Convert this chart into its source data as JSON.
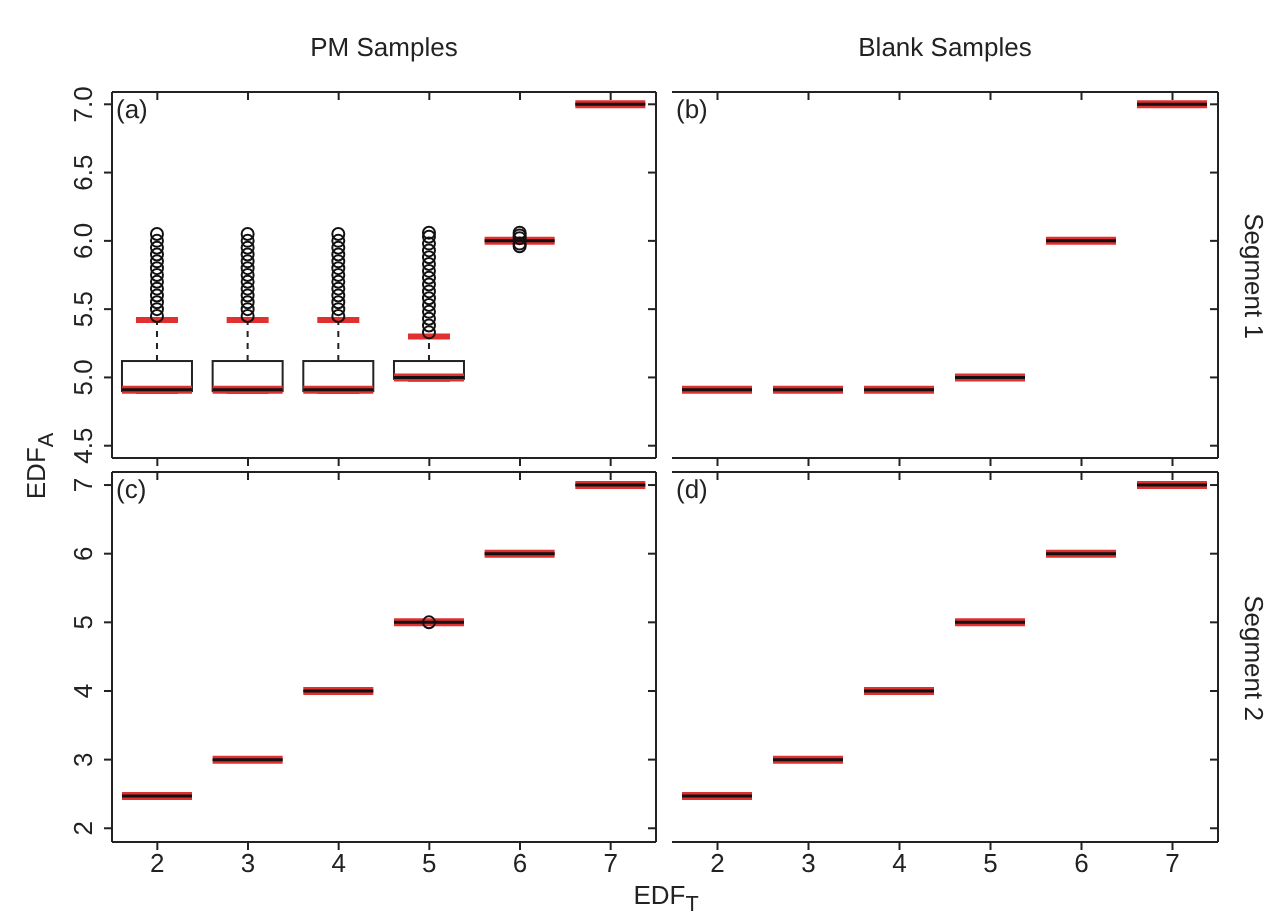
{
  "chart_data": [
    {
      "type": "box",
      "title": "PM Samples",
      "ylabel": "EDF$_{A}$",
      "annotations": [
        "(a)"
      ],
      "categories": [
        "2",
        "3",
        "4",
        "5",
        "6",
        "7"
      ],
      "ylim": [
        4.41,
        7.09
      ],
      "yticks": [
        4.5,
        {
          "value": 5,
          "label": "5.0"
        },
        5.5,
        {
          "value": 6,
          "label": "6.0"
        },
        6.5,
        {
          "value": 7,
          "label": "7.0"
        }
      ],
      "tick_labels": "y",
      "series": [
        {
          "color": "#e03030",
          "boxes": [
            {
              "low": 4.9,
              "q1": 4.9,
              "median": 4.91,
              "q3": 5.12,
              "high": 5.42,
              "outliers": [
                5.45,
                5.5,
                5.55,
                5.6,
                5.65,
                5.7,
                5.75,
                5.8,
                5.85,
                5.9,
                5.95,
                6.0,
                6.05
              ]
            },
            {
              "low": 4.9,
              "q1": 4.9,
              "median": 4.91,
              "q3": 5.12,
              "high": 5.42,
              "outliers": [
                5.45,
                5.5,
                5.55,
                5.6,
                5.65,
                5.7,
                5.75,
                5.8,
                5.85,
                5.9,
                5.95,
                6.0,
                6.05
              ]
            },
            {
              "low": 4.9,
              "q1": 4.9,
              "median": 4.91,
              "q3": 5.12,
              "high": 5.42,
              "outliers": [
                5.45,
                5.5,
                5.55,
                5.6,
                5.65,
                5.7,
                5.75,
                5.8,
                5.85,
                5.9,
                5.95,
                6.0,
                6.05
              ]
            },
            {
              "low": 4.99,
              "q1": 4.99,
              "median": 5.0,
              "q3": 5.12,
              "high": 5.3,
              "outliers": [
                5.33,
                5.38,
                5.43,
                5.48,
                5.53,
                5.58,
                5.63,
                5.68,
                5.73,
                5.78,
                5.83,
                5.88,
                5.93,
                5.98,
                6.03,
                6.06
              ]
            },
            {
              "low": 6.0,
              "q1": 6.0,
              "median": 6.0,
              "q3": 6.0,
              "high": 6.0,
              "outliers": [
                5.96,
                5.98,
                6.02,
                6.04,
                6.06
              ]
            },
            {
              "low": 7.0,
              "q1": 7.0,
              "median": 7.0,
              "q3": 7.0,
              "high": 7.0
            }
          ]
        }
      ]
    },
    {
      "type": "box",
      "title": "Blank Samples",
      "y2label": "Segment 1",
      "annotations": [
        "(b)"
      ],
      "categories": [
        "2",
        "3",
        "4",
        "5",
        "6",
        "7"
      ],
      "ylim": [
        4.41,
        7.09
      ],
      "yticks": [
        4.5,
        5,
        5.5,
        6,
        6.5,
        7
      ],
      "tick_labels": false,
      "series": [
        {
          "color": "#e03030",
          "boxes": [
            {
              "low": 4.91,
              "q1": 4.91,
              "median": 4.91,
              "q3": 4.91,
              "high": 4.91
            },
            {
              "low": 4.91,
              "q1": 4.91,
              "median": 4.91,
              "q3": 4.91,
              "high": 4.91
            },
            {
              "low": 4.91,
              "q1": 4.91,
              "median": 4.91,
              "q3": 4.91,
              "high": 4.91
            },
            {
              "low": 5.0,
              "q1": 5.0,
              "median": 5.0,
              "q3": 5.0,
              "high": 5.0
            },
            {
              "low": 6.0,
              "q1": 6.0,
              "median": 6.0,
              "q3": 6.0,
              "high": 6.0
            },
            {
              "low": 7.0,
              "q1": 7.0,
              "median": 7.0,
              "q3": 7.0,
              "high": 7.0
            }
          ]
        }
      ]
    },
    {
      "type": "box",
      "xlabel": "EDF$_{T}$",
      "annotations": [
        "(c)"
      ],
      "categories": [
        "2",
        "3",
        "4",
        "5",
        "6",
        "7"
      ],
      "ylim": [
        1.8,
        7.19
      ],
      "yticks": [
        2,
        3,
        4,
        5,
        6,
        7
      ],
      "series": [
        {
          "color": "#e03030",
          "boxes": [
            {
              "low": 2.47,
              "q1": 2.47,
              "median": 2.47,
              "q3": 2.47,
              "high": 2.47
            },
            {
              "low": 3.0,
              "q1": 3.0,
              "median": 3.0,
              "q3": 3.0,
              "high": 3.0
            },
            {
              "low": 4.0,
              "q1": 4.0,
              "median": 4.0,
              "q3": 4.0,
              "high": 4.0
            },
            {
              "low": 5.0,
              "q1": 5.0,
              "median": 5.0,
              "q3": 5.0,
              "high": 5.0,
              "outliers": [
                5.0
              ]
            },
            {
              "low": 6.0,
              "q1": 6.0,
              "median": 6.0,
              "q3": 6.0,
              "high": 6.0
            },
            {
              "low": 7.0,
              "q1": 7.0,
              "median": 7.0,
              "q3": 7.0,
              "high": 7.0
            }
          ]
        }
      ]
    },
    {
      "type": "box",
      "y2label": "Segment 2",
      "annotations": [
        "(d)"
      ],
      "categories": [
        "2",
        "3",
        "4",
        "5",
        "6",
        "7"
      ],
      "ylim": [
        1.8,
        7.19
      ],
      "yticks": [
        2,
        3,
        4,
        5,
        6,
        7
      ],
      "tick_labels": "x",
      "series": [
        {
          "color": "#e03030",
          "boxes": [
            {
              "low": 2.47,
              "q1": 2.47,
              "median": 2.47,
              "q3": 2.47,
              "high": 2.47
            },
            {
              "low": 3.0,
              "q1": 3.0,
              "median": 3.0,
              "q3": 3.0,
              "high": 3.0
            },
            {
              "low": 4.0,
              "q1": 4.0,
              "median": 4.0,
              "q3": 4.0,
              "high": 4.0
            },
            {
              "low": 5.0,
              "q1": 5.0,
              "median": 5.0,
              "q3": 5.0,
              "high": 5.0
            },
            {
              "low": 6.0,
              "q1": 6.0,
              "median": 6.0,
              "q3": 6.0,
              "high": 6.0
            },
            {
              "low": 7.0,
              "q1": 7.0,
              "median": 7.0,
              "q3": 7.0,
              "high": 7.0
            }
          ]
        }
      ]
    }
  ]
}
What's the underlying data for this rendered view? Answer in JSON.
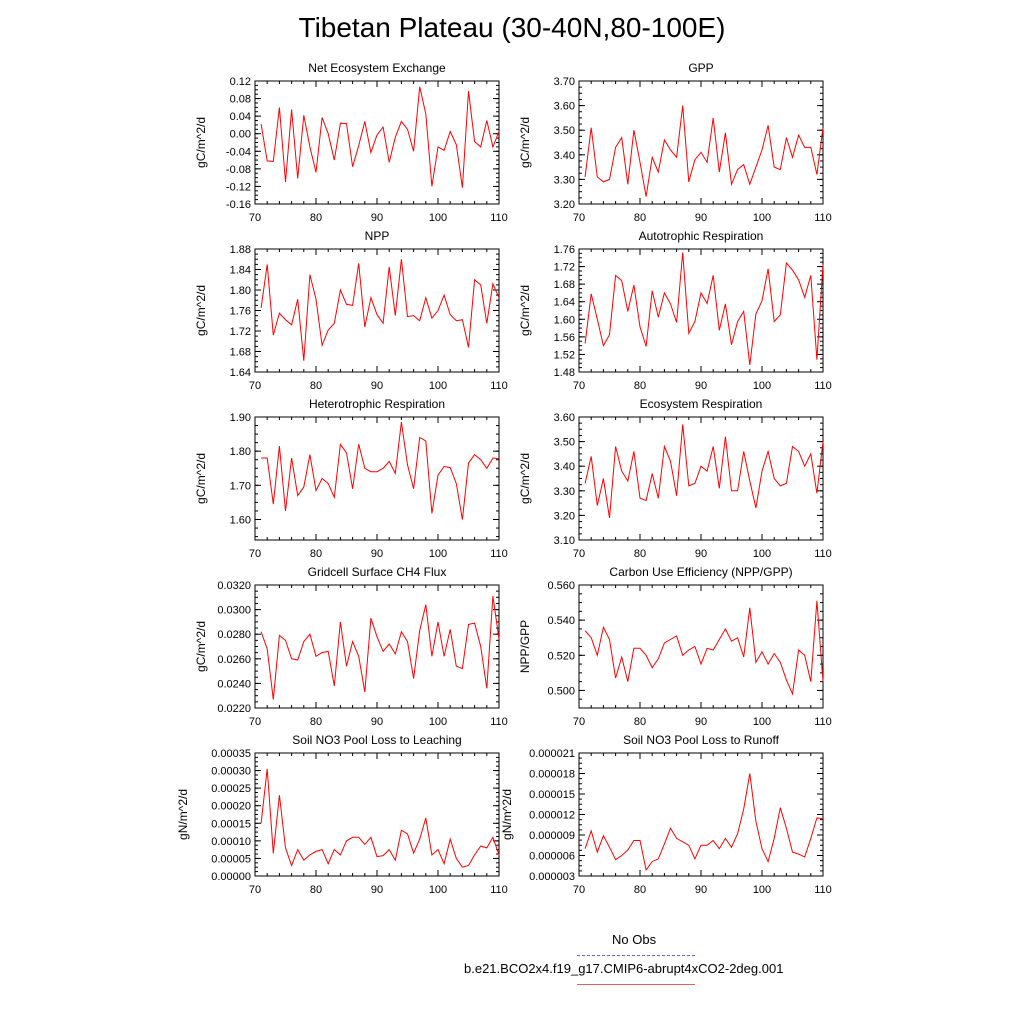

━━━

- Task directions
Extract every line above containing the word "Segment".

- Right answer
      "y2label": "Segment 1",
      "y2label": "Segment 2",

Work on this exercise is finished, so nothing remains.